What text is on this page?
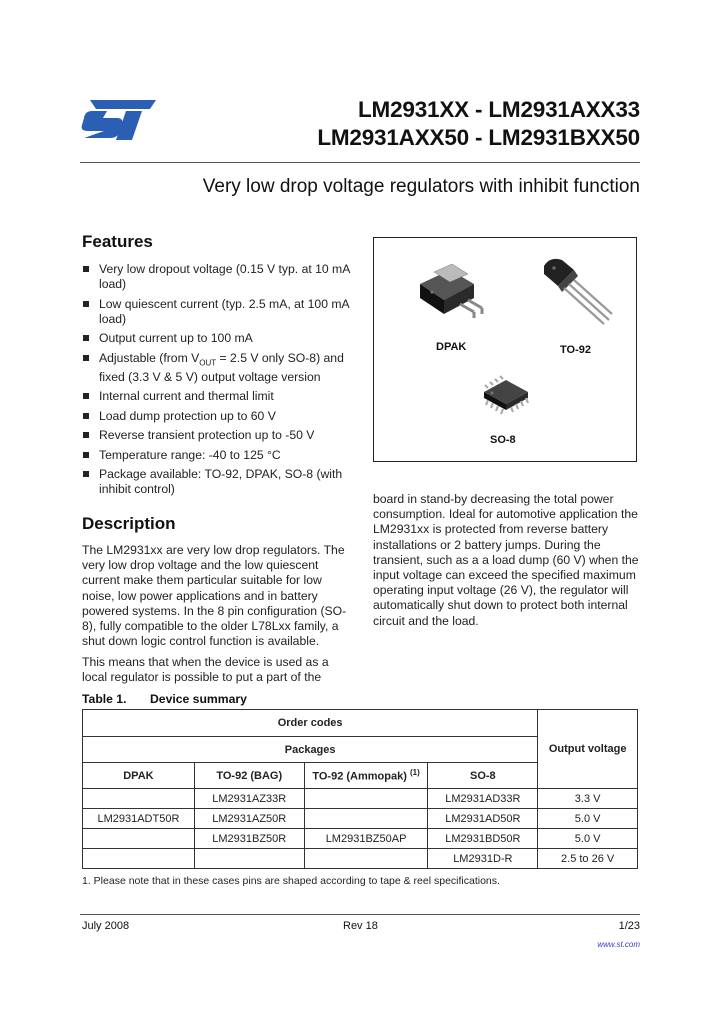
LM2931XX - LM2931AXX33
LM2931AXX50 - LM2931BXX50
Very low drop voltage regulators with inhibit function
Features
Very low dropout voltage (0.15 V typ. at 10 mA load)
Low quiescent current (typ. 2.5 mA, at 100 mA load)
Output current up to 100 mA
Adjustable (from $V_{OUT} = 2.5$ V only SO-8) and fixed (3.3 V & 5 V) output voltage version
Internal current and thermal limit
Load dump protection up to 60 V
Reverse transient protection up to -50 V
Temperature range: -40 to 125 °C
Package available: TO-92, DPAK, SO-8 (with inhibit control)
DPAK	TO-92
SO-8
Description
The LM2931xx are very low drop regulators. The very low drop voltage and the low quiescent current make them particular suitable for low noise, low power applications and in battery powered systems. In the 8 pin configuration (SO-8), fully compatible to the older L78Lxx family, a shut down logic control function is available.
This means that when the device is used as a local regulator is possible to put a part of the
board in stand-by decreasing the total power consumption. Ideal for automotive application the LM2931xx is protected from reverse battery installations or 2 battery jumps. During the transient, such as a a load dump (60 V) when the input voltage can exceed the specified maximum operating input voltage (26 V), the regulator will automatically shut down to protect both internal circuit and the load.
Table 1. Device summary
Order codes				Output voltage
Packages				
DPAK	TO-92 (BAG)	TO-92 (Ammopak) $^{(1)}$	SO-8	
	LM2931AZ33R		LM2931AD33R	3.3 V
LM2931ADT50R	LM2931AZ50R		LM2931AD50R	5.0 V
	LM2931BZ50R	LM2931BZ50AP	LM2931BD50R	5.0 V
			LM2931D-R	2.5 to 26 V
1. Please note that in these cases pins are shaped according to tape & reel specifications.
July 2008	Rev 18	1/23
www.st.com
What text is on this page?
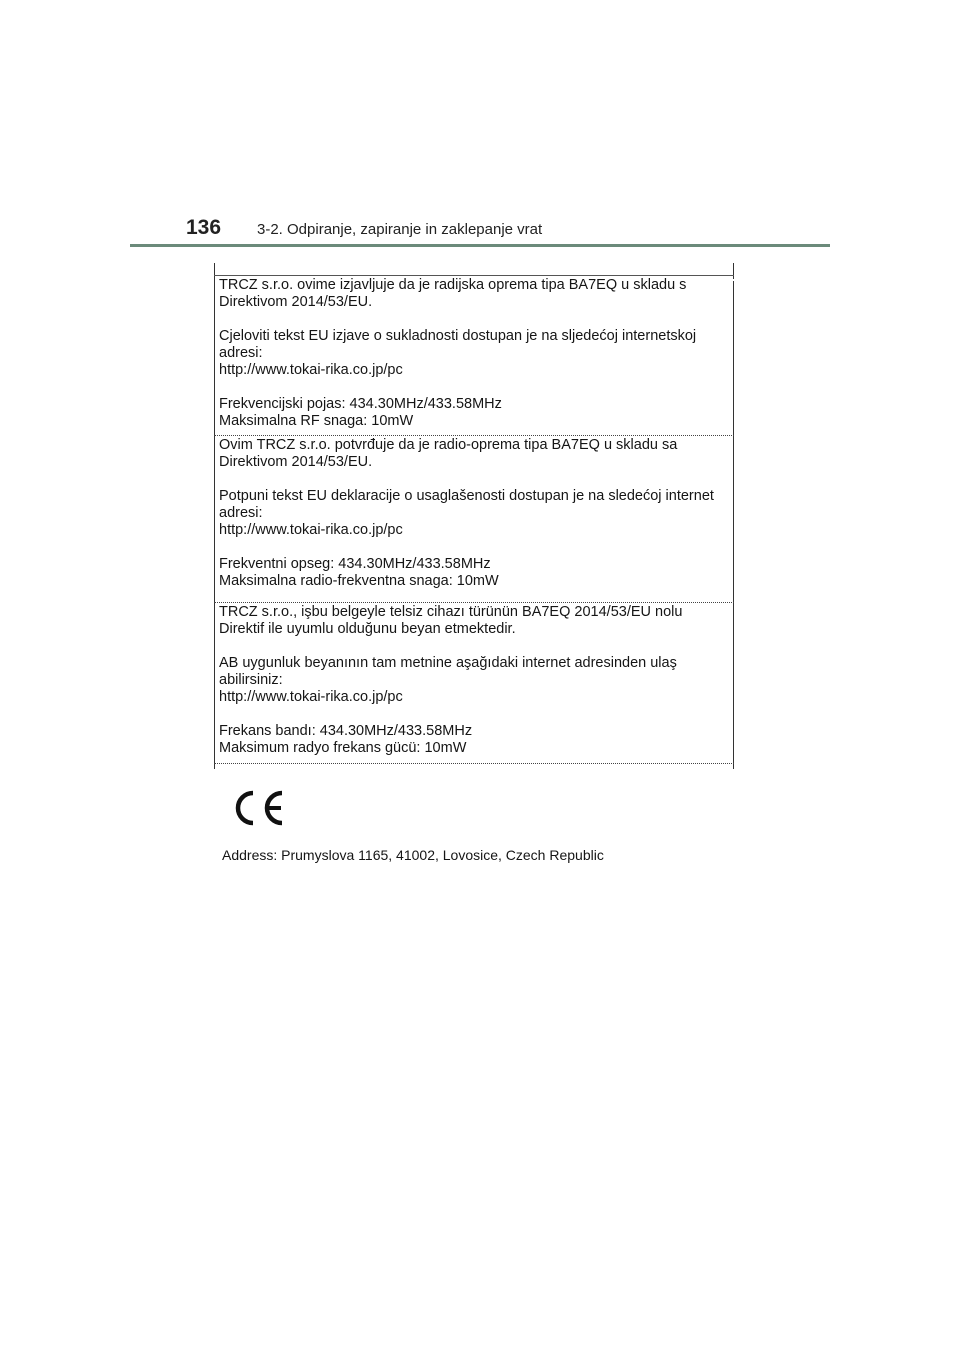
136 3-2. Odpiranje, zapiranje in zaklepanje vrat

TRCZ s.r.o. ovime izjavljuje da je radijska oprema tipa BA7EQ u skladu s

Direktivom 2014/53/EU.

Cjeloviti tekst EU izjave o sukladnosti dostupan je na sljedećoj internetskoj

adresi:

http://www.tokai-rika.co.jp/pc

Frekvencijski pojas: 434.30MHz/433.58MHz

Maksimalna RF snaga: 10mW

Ovim TRCZ s.r.o. potvrđuje da je radio-oprema tipa BA7EQ u skladu sa

Direktivom 2014/53/EU.

Potpuni tekst EU deklaracije o usaglašenosti dostupan je na sledećoj internet

adresi:

http://www.tokai-rika.co.jp/pc

Frekventni opseg: 434.30MHz/433.58MHz

Maksimalna radio-frekventna snaga: 10mW

TRCZ s.r.o., işbu belgeyle telsiz cihazı türünün BA7EQ 2014/53/EU nolu

Direktif ile uyumlu olduğunu beyan etmektedir.

AB uygunluk beyanının tam metnine aşağıdaki internet adresinden ulaş

abilirsiniz:

http://www.tokai-rika.co.jp/pc

Frekans bandı: 434.30MHz/433.58MHz

Maksimum radyo frekans gücü: 10mW

Address: Prumyslova 1165, 41002, Lovosice, Czech Republic
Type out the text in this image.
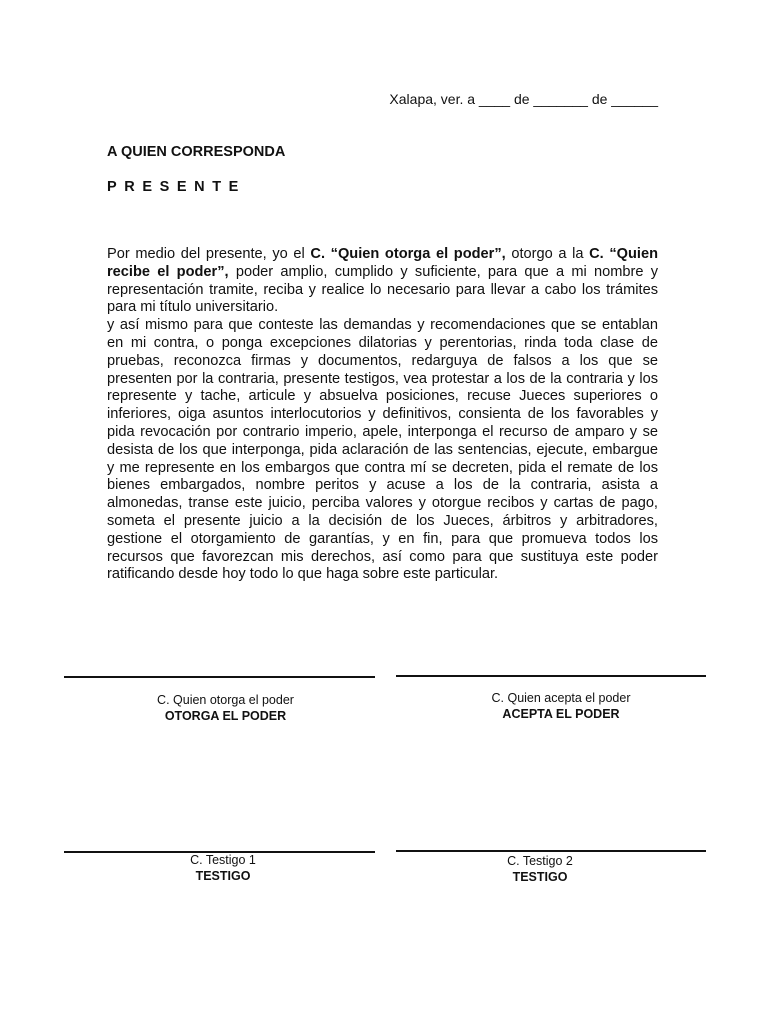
Xalapa, ver. a ____ de _______ de ______
A QUIEN CORRESPONDA
PRESENTE

Por medio del presente, yo el C. “Quien otorga el poder”, otorgo a la C. “Quien recibe el poder”, poder amplio, cumplido y suficiente, para que a mi nombre y representación tramite, reciba y realice lo necesario para llevar a cabo los trámites para mi título universitario.

y así mismo para que conteste las demandas y recomendaciones que se entablan en mi contra, o ponga excepciones dilatorias y perentorias, rinda toda clase de pruebas, reconozca firmas y documentos, redarguya de falsos a los que se presenten por la contraria, presente testigos, vea protestar a los de la contraria y los represente y tache, articule y absuelva posiciones, recuse Jueces superiores o inferiores, oiga asuntos interlocutorios y definitivos, consienta de los favorables y pida revocación por contrario imperio, apele, interponga el recurso de amparo y se desista de los que interponga, pida aclaración de las sentencias, ejecute, embargue y me represente en los embargos que contra mí se decreten, pida el remate de los bienes embargados, nombre peritos y acuse a los de la contraria, asista a almonedas, transe este juicio, perciba valores y otorgue recibos y cartas de pago, someta el presente juicio a la decisión de los Jueces, árbitros y arbitradores, gestione el otorgamiento de garantías, y en fin, para que promueva todos los recursos que favorezcan mis derechos, así como para que sustituya este poder ratificando desde hoy todo lo que haga sobre este particular.

C. Quien otorga el poder
OTORGA EL PODER
C. Quien acepta el poder
ACEPTA EL PODER
C. Testigo 1
TESTIGO
C. Testigo 2
TESTIGO
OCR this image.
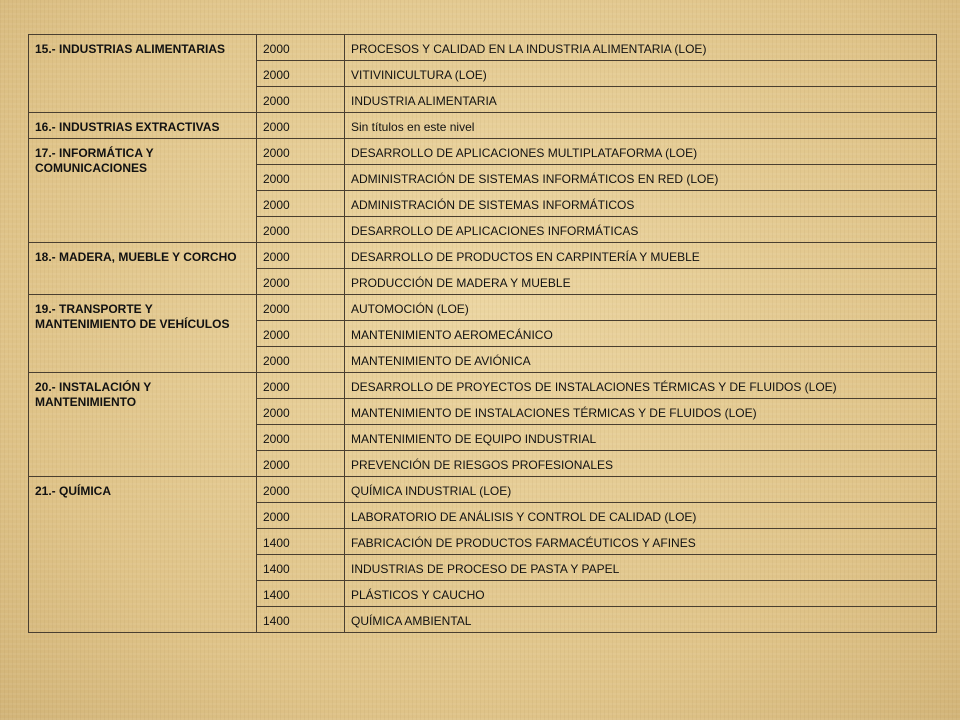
15.- INDUSTRIAS ALIMENTARIAS	2000	PROCESOS Y CALIDAD EN LA INDUSTRIA ALIMENTARIA (LOE)
	2000	VITIVINICULTURA (LOE)
	2000	INDUSTRIA ALIMENTARIA
16.- INDUSTRIAS EXTRACTIVAS	2000	Sin títulos en este nivel
17.- INFORMÁTICA Y COMUNICACIONES	2000	DESARROLLO DE APLICACIONES MULTIPLATAFORMA (LOE)
	2000	ADMINISTRACIÓN DE SISTEMAS INFORMÁTICOS EN RED (LOE)
	2000	ADMINISTRACIÓN DE SISTEMAS INFORMÁTICOS
	2000	DESARROLLO DE APLICACIONES INFORMÁTICAS
18.- MADERA, MUEBLE Y CORCHO	2000	DESARROLLO DE PRODUCTOS EN CARPINTERÍA Y MUEBLE
	2000	PRODUCCIÓN DE MADERA Y MUEBLE
19.- TRANSPORTE Y MANTENIMIENTO DE VEHÍCULOS	2000	AUTOMOCIÓN (LOE)
	2000	MANTENIMIENTO AEROMECÁNICO
	2000	MANTENIMIENTO DE AVIÓNICA
20.- INSTALACIÓN Y MANTENIMIENTO	2000	DESARROLLO DE PROYECTOS DE INSTALACIONES TÉRMICAS Y DE FLUIDOS (LOE)
	2000	MANTENIMIENTO DE INSTALACIONES TÉRMICAS Y DE FLUIDOS (LOE)
	2000	MANTENIMIENTO DE EQUIPO INDUSTRIAL
	2000	PREVENCIÓN DE RIESGOS PROFESIONALES
21.- QUÍMICA	2000	QUÍMICA INDUSTRIAL (LOE)
	2000	LABORATORIO DE ANÁLISIS Y CONTROL DE CALIDAD (LOE)
	1400	FABRICACIÓN DE PRODUCTOS FARMACÉUTICOS Y AFINES
	1400	INDUSTRIAS DE PROCESO DE PASTA Y PAPEL
	1400	PLÁSTICOS Y CAUCHO
	1400	QUÍMICA AMBIENTAL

[Problem to work on]:
Exclude all pictures and reproduce verbatim the lines running from the line that contains "OCR this image." to the end of the data above, both ends included.

[Solution for this task]:
OCR this image.
15.- INDUSTRIAS ALIMENTARIAS	2000	PROCESOS Y CALIDAD EN LA INDUSTRIA ALIMENTARIA (LOE)
	2000	VITIVINICULTURA (LOE)
	2000	INDUSTRIA ALIMENTARIA
16.- INDUSTRIAS EXTRACTIVAS	2000	Sin títulos en este nivel
17.- INFORMÁTICA Y COMUNICACIONES	2000	DESARROLLO DE APLICACIONES MULTIPLATAFORMA (LOE)
	2000	ADMINISTRACIÓN DE SISTEMAS INFORMÁTICOS EN RED (LOE)
	2000	ADMINISTRACIÓN DE SISTEMAS INFORMÁTICOS
	2000	DESARROLLO DE APLICACIONES INFORMÁTICAS
18.- MADERA, MUEBLE Y CORCHO	2000	DESARROLLO DE PRODUCTOS EN CARPINTERÍA Y MUEBLE
	2000	PRODUCCIÓN DE MADERA Y MUEBLE
19.- TRANSPORTE Y MANTENIMIENTO DE VEHÍCULOS	2000	AUTOMOCIÓN (LOE)
	2000	MANTENIMIENTO AEROMECÁNICO
	2000	MANTENIMIENTO DE AVIÓNICA
20.- INSTALACIÓN Y MANTENIMIENTO	2000	DESARROLLO DE PROYECTOS DE INSTALACIONES TÉRMICAS Y DE FLUIDOS (LOE)
	2000	MANTENIMIENTO DE INSTALACIONES TÉRMICAS Y DE FLUIDOS (LOE)
	2000	MANTENIMIENTO DE EQUIPO INDUSTRIAL
	2000	PREVENCIÓN DE RIESGOS PROFESIONALES
21.- QUÍMICA	2000	QUÍMICA INDUSTRIAL (LOE)
	2000	LABORATORIO DE ANÁLISIS Y CONTROL DE CALIDAD (LOE)
	1400	FABRICACIÓN DE PRODUCTOS FARMACÉUTICOS Y AFINES
	1400	INDUSTRIAS DE PROCESO DE PASTA Y PAPEL
	1400	PLÁSTICOS Y CAUCHO
	1400	QUÍMICA AMBIENTAL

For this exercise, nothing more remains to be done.